◆ Task instructions
Please output the lines shown below exactly as they appear.

Items from a dataset

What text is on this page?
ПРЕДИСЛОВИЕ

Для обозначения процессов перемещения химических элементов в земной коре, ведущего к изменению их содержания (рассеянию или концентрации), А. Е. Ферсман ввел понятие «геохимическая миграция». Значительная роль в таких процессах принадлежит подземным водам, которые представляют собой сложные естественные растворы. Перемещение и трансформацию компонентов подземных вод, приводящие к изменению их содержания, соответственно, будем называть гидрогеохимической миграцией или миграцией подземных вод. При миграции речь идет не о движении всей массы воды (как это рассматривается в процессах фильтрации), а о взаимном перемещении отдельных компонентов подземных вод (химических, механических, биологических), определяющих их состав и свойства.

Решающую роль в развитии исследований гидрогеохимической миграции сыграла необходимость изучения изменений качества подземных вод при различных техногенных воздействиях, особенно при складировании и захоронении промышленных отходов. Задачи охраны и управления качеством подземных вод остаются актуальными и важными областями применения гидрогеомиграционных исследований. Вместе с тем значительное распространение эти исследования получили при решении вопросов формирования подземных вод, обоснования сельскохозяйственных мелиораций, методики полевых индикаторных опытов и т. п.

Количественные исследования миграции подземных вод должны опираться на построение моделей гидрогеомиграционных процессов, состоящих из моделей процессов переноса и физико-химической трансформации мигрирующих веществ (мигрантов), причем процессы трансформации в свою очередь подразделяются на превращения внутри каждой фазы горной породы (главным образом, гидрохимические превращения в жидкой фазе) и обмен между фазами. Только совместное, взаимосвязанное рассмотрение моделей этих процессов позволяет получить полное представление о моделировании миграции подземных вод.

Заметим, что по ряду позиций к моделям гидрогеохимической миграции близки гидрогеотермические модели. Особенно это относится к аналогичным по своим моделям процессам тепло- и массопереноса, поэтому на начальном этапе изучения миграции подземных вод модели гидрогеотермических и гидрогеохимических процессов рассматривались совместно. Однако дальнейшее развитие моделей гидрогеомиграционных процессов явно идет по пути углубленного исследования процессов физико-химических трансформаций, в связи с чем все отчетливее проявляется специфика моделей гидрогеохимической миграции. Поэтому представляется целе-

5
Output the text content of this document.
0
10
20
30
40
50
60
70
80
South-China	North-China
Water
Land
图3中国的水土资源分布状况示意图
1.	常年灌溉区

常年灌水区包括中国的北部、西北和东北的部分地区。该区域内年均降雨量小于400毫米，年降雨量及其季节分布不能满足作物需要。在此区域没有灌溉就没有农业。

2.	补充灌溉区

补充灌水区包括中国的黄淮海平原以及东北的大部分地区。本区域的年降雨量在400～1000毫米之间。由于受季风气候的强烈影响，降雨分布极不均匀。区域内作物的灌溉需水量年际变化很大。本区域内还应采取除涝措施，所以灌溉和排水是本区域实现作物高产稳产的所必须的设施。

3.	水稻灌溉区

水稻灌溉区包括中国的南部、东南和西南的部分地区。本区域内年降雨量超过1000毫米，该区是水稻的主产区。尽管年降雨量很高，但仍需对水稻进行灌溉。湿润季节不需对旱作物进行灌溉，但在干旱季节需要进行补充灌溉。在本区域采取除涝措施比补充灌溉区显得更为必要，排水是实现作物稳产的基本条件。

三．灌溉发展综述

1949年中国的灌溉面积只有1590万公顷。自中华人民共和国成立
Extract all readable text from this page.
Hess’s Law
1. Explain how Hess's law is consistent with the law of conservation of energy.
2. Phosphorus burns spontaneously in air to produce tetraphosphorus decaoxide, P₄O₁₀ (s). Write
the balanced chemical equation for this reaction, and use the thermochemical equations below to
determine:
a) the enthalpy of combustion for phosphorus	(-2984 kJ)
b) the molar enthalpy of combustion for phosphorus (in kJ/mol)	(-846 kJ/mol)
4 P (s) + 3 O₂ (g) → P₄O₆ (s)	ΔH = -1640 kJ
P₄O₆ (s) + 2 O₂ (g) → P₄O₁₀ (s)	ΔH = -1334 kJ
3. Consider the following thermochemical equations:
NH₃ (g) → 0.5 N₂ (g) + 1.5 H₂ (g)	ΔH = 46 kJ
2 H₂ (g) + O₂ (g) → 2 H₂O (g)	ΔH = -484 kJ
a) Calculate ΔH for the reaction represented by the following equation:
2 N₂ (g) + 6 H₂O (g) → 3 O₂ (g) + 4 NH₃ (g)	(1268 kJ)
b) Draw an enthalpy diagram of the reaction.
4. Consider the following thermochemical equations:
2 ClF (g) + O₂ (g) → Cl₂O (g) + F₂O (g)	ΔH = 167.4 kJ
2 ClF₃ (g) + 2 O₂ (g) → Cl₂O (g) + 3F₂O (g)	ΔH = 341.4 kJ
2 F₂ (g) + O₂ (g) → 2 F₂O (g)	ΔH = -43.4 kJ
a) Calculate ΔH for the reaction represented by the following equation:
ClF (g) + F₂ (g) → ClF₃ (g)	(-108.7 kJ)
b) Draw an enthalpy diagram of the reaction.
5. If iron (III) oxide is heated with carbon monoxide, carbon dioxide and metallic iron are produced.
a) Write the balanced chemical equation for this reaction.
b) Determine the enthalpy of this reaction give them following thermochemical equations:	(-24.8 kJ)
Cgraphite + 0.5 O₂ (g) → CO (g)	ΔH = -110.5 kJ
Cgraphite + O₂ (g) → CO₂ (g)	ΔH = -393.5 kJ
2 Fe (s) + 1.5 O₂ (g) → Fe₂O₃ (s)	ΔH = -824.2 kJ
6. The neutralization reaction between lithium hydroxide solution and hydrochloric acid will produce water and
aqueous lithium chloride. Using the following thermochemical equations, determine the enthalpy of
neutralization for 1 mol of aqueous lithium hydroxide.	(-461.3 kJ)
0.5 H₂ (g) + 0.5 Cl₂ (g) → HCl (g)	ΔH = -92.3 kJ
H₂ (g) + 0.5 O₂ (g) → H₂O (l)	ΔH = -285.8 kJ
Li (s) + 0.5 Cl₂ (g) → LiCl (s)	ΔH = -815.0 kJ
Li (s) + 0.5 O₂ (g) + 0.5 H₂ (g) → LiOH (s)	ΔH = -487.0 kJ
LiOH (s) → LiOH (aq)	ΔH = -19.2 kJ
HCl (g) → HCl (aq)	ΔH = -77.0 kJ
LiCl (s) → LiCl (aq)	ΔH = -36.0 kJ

◆ Solution to the problem
What text is on this page?
ПРЕДИСЛОВИЕ

Для обозначения процессов перемещения химических элементов в земной коре, ведущего к изменению их содержания (рассеянию или концентрации), А. Е. Ферсман ввел понятие «геохимическая миграция». Значительная роль в таких процессах принадлежит подземным водам, которые представляют собой сложные естественные растворы. Перемещение и трансформацию компонентов подземных вод, приводящие к изменению их содержания, соответственно, будем называть гидрогеохимической миграцией или миграцией подземных вод. При миграции речь идет не о движении всей массы воды (как это рассматривается в процессах фильтрации), а о взаимном перемещении отдельных компонентов подземных вод (химических, механических, биологических), определяющих их состав и свойства.

Решающую роль в развитии исследований гидрогеохимической миграции сыграла необходимость изучения изменений качества подземных вод при различных техногенных воздействиях, особенно при складировании и захоронении промышленных отходов. Задачи охраны и управления качеством подземных вод остаются актуальными и важными областями применения гидрогеомиграционных исследований. Вместе с тем значительное распространение эти исследования получили при решении вопросов формирования подземных вод, обоснования сельскохозяйственных мелиораций, методики полевых индикаторных опытов и т. п.

Количественные исследования миграции подземных вод должны опираться на построение моделей гидрогеомиграционных процессов, состоящих из моделей процессов переноса и физико-химической трансформации мигрирующих веществ (мигрантов), причем процессы трансформации в свою очередь подразделяются на превращения внутри каждой фазы горной породы (главным образом, гидрохимические превращения в жидкой фазе) и обмен между фазами. Только совместное, взаимосвязанное рассмотрение моделей этих процессов позволяет получить полное представление о моделировании миграции подземных вод.

Заметим, что по ряду позиций к моделям гидрогеохимической миграции близки гидрогеотермические модели. Особенно это относится к аналогичным по своим моделям процессам тепло- и массопереноса, поэтому на начальном этапе изучения миграции подземных вод модели гидрогеотермических и гидрогеохимических процессов рассматривались совместно. Однако дальнейшее развитие моделей гидрогеомиграционных процессов явно идет по пути углубленного исследования процессов физико-химических трансформаций, в связи с чем все отчетливее проявляется специфика моделей гидрогеохимической миграции. Поэтому представляется целе-

5
Output the text content of this document.
0
10
20
30
40
50
60
70
80
South-China	North-China
Water
Land
图3中国的水土资源分布状况示意图
1.	常年灌溉区

常年灌水区包括中国的北部、西北和东北的部分地区。该区域内年均降雨量小于400毫米，年降雨量及其季节分布不能满足作物需要。在此区域没有灌溉就没有农业。

2.	补充灌溉区

补充灌水区包括中国的黄淮海平原以及东北的大部分地区。本区域的年降雨量在400～1000毫米之间。由于受季风气候的强烈影响，降雨分布极不均匀。区域内作物的灌溉需水量年际变化很大。本区域内还应采取除涝措施，所以灌溉和排水是本区域实现作物高产稳产的所必须的设施。

3.	水稻灌溉区

水稻灌溉区包括中国的南部、东南和西南的部分地区。本区域内年降雨量超过1000毫米，该区是水稻的主产区。尽管年降雨量很高，但仍需对水稻进行灌溉。湿润季节不需对旱作物进行灌溉，但在干旱季节需要进行补充灌溉。在本区域采取除涝措施比补充灌溉区显得更为必要，排水是实现作物稳产的基本条件。

三．灌溉发展综述

1949年中国的灌溉面积只有1590万公顷。自中华人民共和国成立
Extract all readable text from this page.
Hess’s Law
1. Explain how Hess's law is consistent with the law of conservation of energy.
2. Phosphorus burns spontaneously in air to produce tetraphosphorus decaoxide, P₄O₁₀ (s). Write
the balanced chemical equation for this reaction, and use the thermochemical equations below to
determine:
a) the enthalpy of combustion for phosphorus	(-2984 kJ)
b) the molar enthalpy of combustion for phosphorus (in kJ/mol)	(-846 kJ/mol)
4 P (s) + 3 O₂ (g) → P₄O₆ (s)	ΔH = -1640 kJ
P₄O₆ (s) + 2 O₂ (g) → P₄O₁₀ (s)	ΔH = -1334 kJ
3. Consider the following thermochemical equations:
NH₃ (g) → 0.5 N₂ (g) + 1.5 H₂ (g)	ΔH = 46 kJ
2 H₂ (g) + O₂ (g) → 2 H₂O (g)	ΔH = -484 kJ
a) Calculate ΔH for the reaction represented by the following equation:
2 N₂ (g) + 6 H₂O (g) → 3 O₂ (g) + 4 NH₃ (g)	(1268 kJ)
b) Draw an enthalpy diagram of the reaction.
4. Consider the following thermochemical equations:
2 ClF (g) + O₂ (g) → Cl₂O (g) + F₂O (g)	ΔH = 167.4 kJ
2 ClF₃ (g) + 2 O₂ (g) → Cl₂O (g) + 3F₂O (g)	ΔH = 341.4 kJ
2 F₂ (g) + O₂ (g) → 2 F₂O (g)	ΔH = -43.4 kJ
a) Calculate ΔH for the reaction represented by the following equation:
ClF (g) + F₂ (g) → ClF₃ (g)	(-108.7 kJ)
b) Draw an enthalpy diagram of the reaction.
5. If iron (III) oxide is heated with carbon monoxide, carbon dioxide and metallic iron are produced.
a) Write the balanced chemical equation for this reaction.
b) Determine the enthalpy of this reaction give them following thermochemical equations:	(-24.8 kJ)
Cgraphite + 0.5 O₂ (g) → CO (g)	ΔH = -110.5 kJ
Cgraphite + O₂ (g) → CO₂ (g)	ΔH = -393.5 kJ
2 Fe (s) + 1.5 O₂ (g) → Fe₂O₃ (s)	ΔH = -824.2 kJ
6. The neutralization reaction between lithium hydroxide solution and hydrochloric acid will produce water and
aqueous lithium chloride. Using the following thermochemical equations, determine the enthalpy of
neutralization for 1 mol of aqueous lithium hydroxide.	(-461.3 kJ)
0.5 H₂ (g) + 0.5 Cl₂ (g) → HCl (g)	ΔH = -92.3 kJ
H₂ (g) + 0.5 O₂ (g) → H₂O (l)	ΔH = -285.8 kJ
Li (s) + 0.5 Cl₂ (g) → LiCl (s)	ΔH = -815.0 kJ
Li (s) + 0.5 O₂ (g) + 0.5 H₂ (g) → LiOH (s)	ΔH = -487.0 kJ
LiOH (s) → LiOH (aq)	ΔH = -19.2 kJ
HCl (g) → HCl (aq)	ΔH = -77.0 kJ
LiCl (s) → LiCl (aq)	ΔH = -36.0 kJ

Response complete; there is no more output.